▶ [WRITTEN EXERCISE]:
Copy every line of the records below that holds the word "Temperature".
————————
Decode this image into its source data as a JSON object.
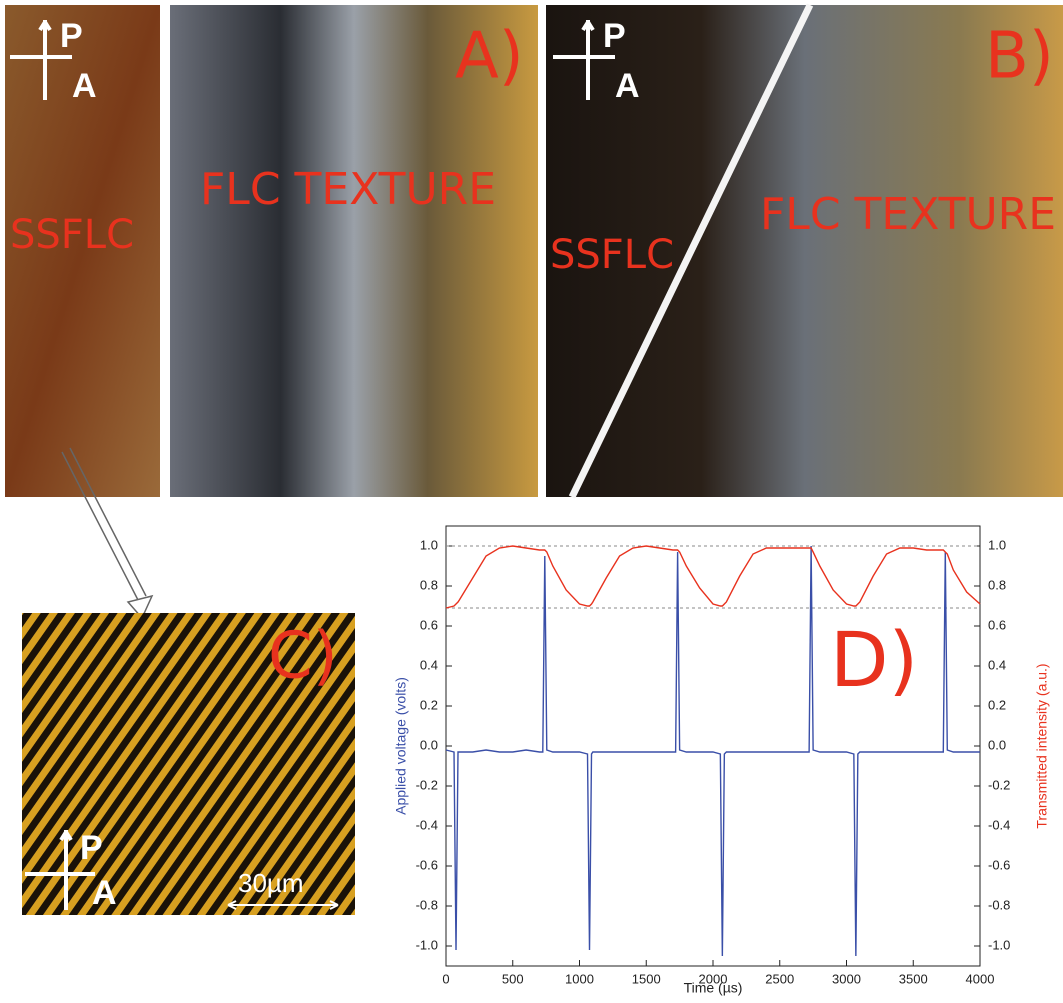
{
  "panels": {
    "a": {
      "left_label": "SSFLC",
      "right_label": "FLC TEXTURE",
      "label": "A)",
      "polarizer": "P",
      "analyzer": "A"
    },
    "b": {
      "left_label": "SSFLC",
      "right_label": "FLC TEXTURE",
      "label": "B)",
      "polarizer": "P",
      "analyzer": "A"
    },
    "c": {
      "label": "C)",
      "scale_bar": "30µm",
      "polarizer": "P",
      "analyzer": "A"
    }
  },
  "chart_data": {
    "type": "line",
    "annotation": "D)",
    "x_label": "Time (µs)",
    "y_label": "Applied voltage (volts)",
    "y2_label": "Transmitted intensity (a.u.)",
    "xlim": [
      0,
      4000
    ],
    "xticks": [
      0,
      500,
      1000,
      1500,
      2000,
      2500,
      3000,
      3500,
      4000
    ],
    "ylim": [
      -1.1,
      1.1
    ],
    "yticks": [
      {
        "value": -1,
        "label": "-1.0"
      },
      -0.8,
      -0.6,
      -0.4,
      -0.2,
      {
        "value": 0,
        "label": "0.0"
      },
      0.2,
      0.4,
      0.6,
      0.8,
      {
        "value": 1,
        "label": "1.0"
      }
    ],
    "y2lim": [
      -1.1,
      1.1
    ],
    "y2ticks": [
      {
        "value": -1,
        "label": "-1.0"
      },
      -0.8,
      -0.6,
      -0.4,
      -0.2,
      {
        "value": 0,
        "label": "0.0"
      },
      0.2,
      0.4,
      0.6,
      0.8,
      {
        "value": 1,
        "label": "1.0"
      }
    ],
    "y2_reference_lines": [
      1,
      0.69
    ],
    "x": [
      0,
      60,
      75,
      90,
      100,
      200,
      300,
      400,
      500,
      600,
      700,
      725,
      740,
      755,
      800,
      900,
      1000,
      1060,
      1075,
      1090,
      1100,
      1200,
      1300,
      1400,
      1500,
      1600,
      1700,
      1720,
      1735,
      1750,
      1800,
      1900,
      2000,
      2055,
      2070,
      2085,
      2100,
      2200,
      2300,
      2400,
      2500,
      2600,
      2700,
      2720,
      2735,
      2750,
      2800,
      2900,
      3000,
      3055,
      3070,
      3085,
      3100,
      3200,
      3300,
      3400,
      3500,
      3600,
      3700,
      3725,
      3740,
      3755,
      3800,
      3900,
      4000
    ],
    "series": [
      {
        "color": "#3a4fa8",
        "values": [
          -0.02,
          -0.03,
          -1.02,
          -0.03,
          -0.03,
          -0.03,
          -0.02,
          -0.03,
          -0.03,
          -0.02,
          -0.03,
          -0.03,
          0.95,
          -0.02,
          -0.03,
          -0.03,
          -0.03,
          -0.04,
          -1.02,
          -0.04,
          -0.03,
          -0.03,
          -0.03,
          -0.03,
          -0.03,
          -0.03,
          -0.03,
          -0.03,
          0.97,
          -0.02,
          -0.03,
          -0.03,
          -0.03,
          -0.04,
          -1.05,
          -0.04,
          -0.03,
          -0.03,
          -0.03,
          -0.03,
          -0.03,
          -0.03,
          -0.03,
          -0.03,
          1.0,
          -0.02,
          -0.03,
          -0.03,
          -0.03,
          -0.04,
          -1.05,
          -0.04,
          -0.03,
          -0.03,
          -0.03,
          -0.03,
          -0.03,
          -0.03,
          -0.03,
          -0.03,
          0.97,
          -0.02,
          -0.03,
          -0.03,
          -0.03
        ]
      },
      {
        "color": "#e8321e",
        "axis": "y2",
        "values": [
          0.69,
          0.7,
          0.71,
          0.72,
          0.73,
          0.84,
          0.95,
          0.99,
          1.0,
          0.99,
          0.98,
          0.98,
          0.98,
          0.97,
          0.9,
          0.78,
          0.71,
          0.7,
          0.7,
          0.71,
          0.72,
          0.84,
          0.95,
          0.99,
          1.0,
          0.99,
          0.98,
          0.98,
          0.98,
          0.97,
          0.9,
          0.79,
          0.71,
          0.7,
          0.7,
          0.71,
          0.72,
          0.85,
          0.96,
          0.99,
          0.99,
          0.99,
          0.99,
          0.99,
          0.99,
          0.97,
          0.9,
          0.78,
          0.71,
          0.7,
          0.7,
          0.71,
          0.72,
          0.85,
          0.96,
          0.99,
          0.99,
          0.98,
          0.98,
          0.98,
          0.97,
          0.96,
          0.88,
          0.77,
          0.71
        ]
      }
    ]
  }
}
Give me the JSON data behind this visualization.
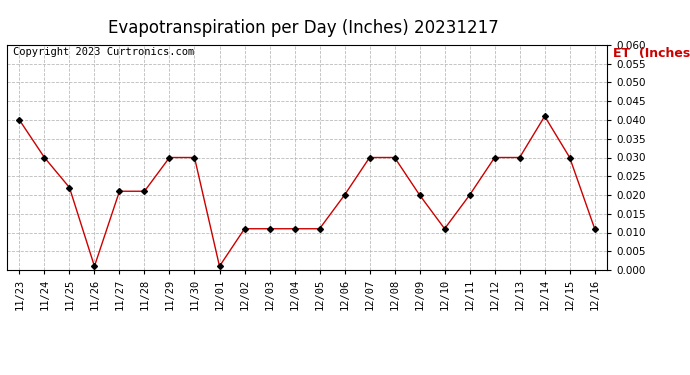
{
  "title": "Evapotranspiration per Day (Inches) 20231217",
  "copyright": "Copyright 2023 Curtronics.com",
  "legend_label": "ET  (Inches)",
  "dates": [
    "11/23",
    "11/24",
    "11/25",
    "11/26",
    "11/27",
    "11/28",
    "11/29",
    "11/30",
    "12/01",
    "12/02",
    "12/03",
    "12/04",
    "12/05",
    "12/06",
    "12/07",
    "12/08",
    "12/09",
    "12/10",
    "12/11",
    "12/12",
    "12/13",
    "12/14",
    "12/15",
    "12/16"
  ],
  "et_values": [
    0.04,
    0.03,
    0.022,
    0.001,
    0.021,
    0.021,
    0.03,
    0.03,
    0.001,
    0.011,
    0.011,
    0.011,
    0.011,
    0.02,
    0.03,
    0.03,
    0.02,
    0.011,
    0.02,
    0.03,
    0.03,
    0.041,
    0.03,
    0.011
  ],
  "line_color": "#cc0000",
  "marker_color": "#000000",
  "background_color": "#ffffff",
  "grid_color": "#bbbbbb",
  "ylim": [
    0.0,
    0.06
  ],
  "yticks": [
    0.0,
    0.005,
    0.01,
    0.015,
    0.02,
    0.025,
    0.03,
    0.035,
    0.04,
    0.045,
    0.05,
    0.055,
    0.06
  ],
  "title_fontsize": 12,
  "copyright_fontsize": 7.5,
  "legend_fontsize": 9,
  "tick_fontsize": 7.5
}
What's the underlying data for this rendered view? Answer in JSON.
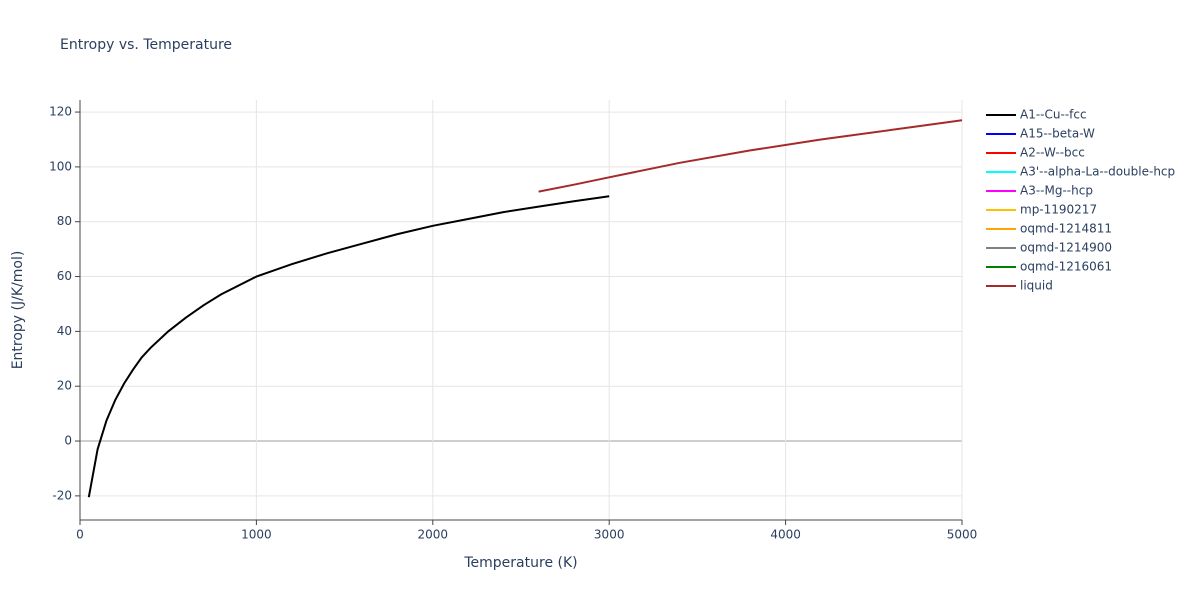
{
  "chart_data": {
    "type": "line",
    "title": "Entropy vs. Temperature",
    "x_label": "Temperature (K)",
    "y_label": "Entropy (J/K/mol)",
    "xlim": [
      0,
      5000
    ],
    "xticks": [
      0,
      1000,
      2000,
      3000,
      4000,
      5000
    ],
    "ylim": [
      -28.8,
      124.4
    ],
    "yticks": [
      -20,
      0,
      20,
      40,
      60,
      80,
      100,
      120
    ],
    "grid": true,
    "legend": "right",
    "series": [
      {
        "name": "A1--Cu--fcc",
        "color": "#000000",
        "x": [
          50,
          100,
          150,
          200,
          250,
          300,
          350,
          400,
          500,
          600,
          700,
          800,
          1000,
          1200,
          1400,
          1600,
          1800,
          2000,
          2200,
          2400,
          2600,
          2800,
          3000
        ],
        "values": [
          -20.5,
          -3,
          7.5,
          15,
          21,
          26,
          30.5,
          34,
          40,
          45,
          49.5,
          53.5,
          60,
          64.5,
          68.5,
          72,
          75.5,
          78.5,
          81,
          83.5,
          85.5,
          87.5,
          89.3
        ]
      },
      {
        "name": "A15--beta-W",
        "color": "#0000ff",
        "x": [],
        "values": []
      },
      {
        "name": "A2--W--bcc",
        "color": "#ff0000",
        "x": [],
        "values": []
      },
      {
        "name": "A3'--alpha-La--double-hcp",
        "color": "#00ffff",
        "x": [],
        "values": []
      },
      {
        "name": "A3--Mg--hcp",
        "color": "#ff00ff",
        "x": [],
        "values": []
      },
      {
        "name": "mp-1190217",
        "color": "#ffc000",
        "x": [],
        "values": []
      },
      {
        "name": "oqmd-1214811",
        "color": "#ffa500",
        "x": [],
        "values": []
      },
      {
        "name": "oqmd-1214900",
        "color": "#808080",
        "x": [],
        "values": []
      },
      {
        "name": "oqmd-1216061",
        "color": "#008000",
        "x": [],
        "values": []
      },
      {
        "name": "liquid",
        "color": "#a52a2a",
        "x": [
          2600,
          2800,
          3000,
          3400,
          3800,
          4200,
          4600,
          5000
        ],
        "values": [
          91,
          93.5,
          96.2,
          101.5,
          106,
          110,
          113.5,
          117
        ]
      }
    ]
  }
}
————————
▶ [RESULT FOR THIS TASK]:
    "title": "Entropy vs. Temperature",
    "x_label": "Temperature (K)",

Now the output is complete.